In the data, extract each line that holds the string "name".
>> Start DATA SHOWN
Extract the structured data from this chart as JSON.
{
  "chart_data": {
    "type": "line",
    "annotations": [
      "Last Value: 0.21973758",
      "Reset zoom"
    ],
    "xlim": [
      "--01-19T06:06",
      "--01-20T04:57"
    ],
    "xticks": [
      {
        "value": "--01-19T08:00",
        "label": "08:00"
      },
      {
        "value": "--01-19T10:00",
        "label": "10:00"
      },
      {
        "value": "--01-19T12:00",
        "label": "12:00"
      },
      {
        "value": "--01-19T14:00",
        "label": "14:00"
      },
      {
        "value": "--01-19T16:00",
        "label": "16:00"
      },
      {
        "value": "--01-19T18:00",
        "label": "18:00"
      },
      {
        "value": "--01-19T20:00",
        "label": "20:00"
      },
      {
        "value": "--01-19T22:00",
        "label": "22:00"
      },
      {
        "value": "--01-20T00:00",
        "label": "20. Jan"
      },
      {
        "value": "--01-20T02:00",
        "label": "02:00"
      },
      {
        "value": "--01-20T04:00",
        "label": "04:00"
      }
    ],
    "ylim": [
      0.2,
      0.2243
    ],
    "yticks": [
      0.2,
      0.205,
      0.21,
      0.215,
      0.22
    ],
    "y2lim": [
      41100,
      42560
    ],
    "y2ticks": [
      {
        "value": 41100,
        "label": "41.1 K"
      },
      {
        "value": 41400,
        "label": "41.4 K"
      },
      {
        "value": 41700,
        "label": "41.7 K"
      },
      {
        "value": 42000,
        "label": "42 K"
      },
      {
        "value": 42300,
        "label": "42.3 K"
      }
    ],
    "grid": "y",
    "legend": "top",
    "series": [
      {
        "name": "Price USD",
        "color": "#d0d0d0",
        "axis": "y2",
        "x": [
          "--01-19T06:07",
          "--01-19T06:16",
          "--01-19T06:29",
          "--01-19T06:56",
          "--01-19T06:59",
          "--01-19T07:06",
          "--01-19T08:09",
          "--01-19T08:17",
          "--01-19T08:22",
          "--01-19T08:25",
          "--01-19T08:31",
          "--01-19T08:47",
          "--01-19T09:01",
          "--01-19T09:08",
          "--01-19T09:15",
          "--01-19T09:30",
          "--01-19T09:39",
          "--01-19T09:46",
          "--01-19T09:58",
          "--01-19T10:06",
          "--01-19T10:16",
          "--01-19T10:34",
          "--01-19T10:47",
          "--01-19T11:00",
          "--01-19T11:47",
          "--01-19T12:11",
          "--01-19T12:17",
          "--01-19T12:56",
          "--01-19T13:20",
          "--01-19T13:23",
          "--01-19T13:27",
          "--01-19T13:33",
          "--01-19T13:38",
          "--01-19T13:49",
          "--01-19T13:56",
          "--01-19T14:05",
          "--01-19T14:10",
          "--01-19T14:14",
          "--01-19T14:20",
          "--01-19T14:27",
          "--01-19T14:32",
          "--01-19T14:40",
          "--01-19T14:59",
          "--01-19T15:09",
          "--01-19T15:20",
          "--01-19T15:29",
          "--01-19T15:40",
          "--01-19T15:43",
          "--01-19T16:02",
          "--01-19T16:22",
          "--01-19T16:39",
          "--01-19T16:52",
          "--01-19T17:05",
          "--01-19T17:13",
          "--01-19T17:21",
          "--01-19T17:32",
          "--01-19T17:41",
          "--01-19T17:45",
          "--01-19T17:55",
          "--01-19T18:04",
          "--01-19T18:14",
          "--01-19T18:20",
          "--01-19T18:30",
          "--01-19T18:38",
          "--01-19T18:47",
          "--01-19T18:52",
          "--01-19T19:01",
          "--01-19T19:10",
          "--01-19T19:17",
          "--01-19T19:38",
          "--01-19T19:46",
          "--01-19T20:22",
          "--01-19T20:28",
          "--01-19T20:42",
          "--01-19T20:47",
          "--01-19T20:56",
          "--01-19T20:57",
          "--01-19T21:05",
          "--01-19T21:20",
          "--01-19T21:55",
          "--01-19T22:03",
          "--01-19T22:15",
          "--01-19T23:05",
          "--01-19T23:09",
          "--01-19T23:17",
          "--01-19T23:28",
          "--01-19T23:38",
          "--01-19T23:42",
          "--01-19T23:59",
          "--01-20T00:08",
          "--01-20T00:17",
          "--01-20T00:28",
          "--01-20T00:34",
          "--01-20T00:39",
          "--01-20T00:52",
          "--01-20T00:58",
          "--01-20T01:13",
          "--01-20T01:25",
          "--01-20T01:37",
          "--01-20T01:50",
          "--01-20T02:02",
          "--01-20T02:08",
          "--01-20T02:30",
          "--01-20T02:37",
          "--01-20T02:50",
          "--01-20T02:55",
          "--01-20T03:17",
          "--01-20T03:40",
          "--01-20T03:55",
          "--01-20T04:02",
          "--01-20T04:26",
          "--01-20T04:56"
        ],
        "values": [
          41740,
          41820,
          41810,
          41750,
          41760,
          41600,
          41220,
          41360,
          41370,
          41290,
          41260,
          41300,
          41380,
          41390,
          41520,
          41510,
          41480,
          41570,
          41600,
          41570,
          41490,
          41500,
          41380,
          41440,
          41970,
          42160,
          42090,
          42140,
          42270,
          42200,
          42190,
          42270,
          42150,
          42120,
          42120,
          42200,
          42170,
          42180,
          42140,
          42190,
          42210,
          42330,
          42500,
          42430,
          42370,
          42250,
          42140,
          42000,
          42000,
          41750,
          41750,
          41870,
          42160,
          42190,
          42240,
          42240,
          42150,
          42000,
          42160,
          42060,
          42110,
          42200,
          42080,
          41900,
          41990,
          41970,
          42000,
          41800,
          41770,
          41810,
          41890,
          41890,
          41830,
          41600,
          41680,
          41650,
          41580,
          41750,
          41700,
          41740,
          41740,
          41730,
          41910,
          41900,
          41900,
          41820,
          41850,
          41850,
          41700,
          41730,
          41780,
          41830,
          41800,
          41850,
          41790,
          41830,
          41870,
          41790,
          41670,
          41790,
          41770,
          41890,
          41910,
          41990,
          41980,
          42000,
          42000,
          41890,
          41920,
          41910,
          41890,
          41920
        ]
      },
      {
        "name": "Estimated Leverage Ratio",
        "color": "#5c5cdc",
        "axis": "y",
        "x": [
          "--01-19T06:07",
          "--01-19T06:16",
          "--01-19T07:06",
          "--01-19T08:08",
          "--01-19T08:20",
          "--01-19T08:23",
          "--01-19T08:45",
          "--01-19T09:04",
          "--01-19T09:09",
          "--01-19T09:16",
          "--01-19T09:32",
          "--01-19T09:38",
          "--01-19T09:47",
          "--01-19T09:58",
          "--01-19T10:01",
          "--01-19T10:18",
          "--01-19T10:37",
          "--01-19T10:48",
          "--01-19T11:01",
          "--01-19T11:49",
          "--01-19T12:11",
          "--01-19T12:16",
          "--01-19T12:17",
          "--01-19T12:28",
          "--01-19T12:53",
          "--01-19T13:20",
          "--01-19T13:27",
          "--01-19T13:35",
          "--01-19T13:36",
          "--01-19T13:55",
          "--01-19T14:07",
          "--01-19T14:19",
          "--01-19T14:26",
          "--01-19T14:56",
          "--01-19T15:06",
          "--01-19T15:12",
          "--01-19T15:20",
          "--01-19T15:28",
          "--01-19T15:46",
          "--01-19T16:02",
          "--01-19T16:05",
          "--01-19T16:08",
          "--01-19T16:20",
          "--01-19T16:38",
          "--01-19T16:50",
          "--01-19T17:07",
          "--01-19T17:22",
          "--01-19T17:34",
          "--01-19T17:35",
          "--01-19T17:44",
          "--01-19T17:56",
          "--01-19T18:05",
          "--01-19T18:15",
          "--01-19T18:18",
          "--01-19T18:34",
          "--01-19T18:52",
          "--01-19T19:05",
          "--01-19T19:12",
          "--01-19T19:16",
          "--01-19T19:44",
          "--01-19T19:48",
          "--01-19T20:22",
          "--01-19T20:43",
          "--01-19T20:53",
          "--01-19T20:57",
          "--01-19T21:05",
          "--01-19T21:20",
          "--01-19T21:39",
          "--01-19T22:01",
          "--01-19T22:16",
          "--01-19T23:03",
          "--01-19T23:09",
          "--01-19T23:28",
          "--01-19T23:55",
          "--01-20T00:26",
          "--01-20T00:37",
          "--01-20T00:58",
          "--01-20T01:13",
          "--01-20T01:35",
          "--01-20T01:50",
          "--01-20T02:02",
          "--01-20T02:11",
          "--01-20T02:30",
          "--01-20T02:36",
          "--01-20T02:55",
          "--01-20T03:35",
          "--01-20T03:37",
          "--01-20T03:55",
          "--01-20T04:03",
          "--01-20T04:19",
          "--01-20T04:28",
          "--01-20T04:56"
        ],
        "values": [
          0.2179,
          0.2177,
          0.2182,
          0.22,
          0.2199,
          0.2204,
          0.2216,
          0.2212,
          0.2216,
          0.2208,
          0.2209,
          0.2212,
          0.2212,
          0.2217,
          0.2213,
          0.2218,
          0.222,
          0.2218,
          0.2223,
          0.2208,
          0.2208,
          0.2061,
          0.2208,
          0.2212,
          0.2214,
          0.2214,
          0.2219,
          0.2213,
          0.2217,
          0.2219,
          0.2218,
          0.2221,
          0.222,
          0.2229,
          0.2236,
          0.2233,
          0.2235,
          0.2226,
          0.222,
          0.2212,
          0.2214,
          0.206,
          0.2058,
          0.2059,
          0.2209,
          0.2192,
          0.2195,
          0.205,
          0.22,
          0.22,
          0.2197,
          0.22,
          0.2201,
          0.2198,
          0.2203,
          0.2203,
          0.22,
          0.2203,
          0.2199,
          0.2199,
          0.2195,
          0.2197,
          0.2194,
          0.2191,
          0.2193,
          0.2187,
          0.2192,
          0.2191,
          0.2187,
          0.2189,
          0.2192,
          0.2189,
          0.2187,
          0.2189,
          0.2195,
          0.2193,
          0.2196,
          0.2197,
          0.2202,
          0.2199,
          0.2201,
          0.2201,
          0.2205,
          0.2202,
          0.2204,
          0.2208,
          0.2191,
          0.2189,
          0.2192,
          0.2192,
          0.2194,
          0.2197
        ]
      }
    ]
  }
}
>> End DATA SHOWN
▶ THE ANSWER
        "name": "Price USD",
        "name": "Estimated Leverage Ratio",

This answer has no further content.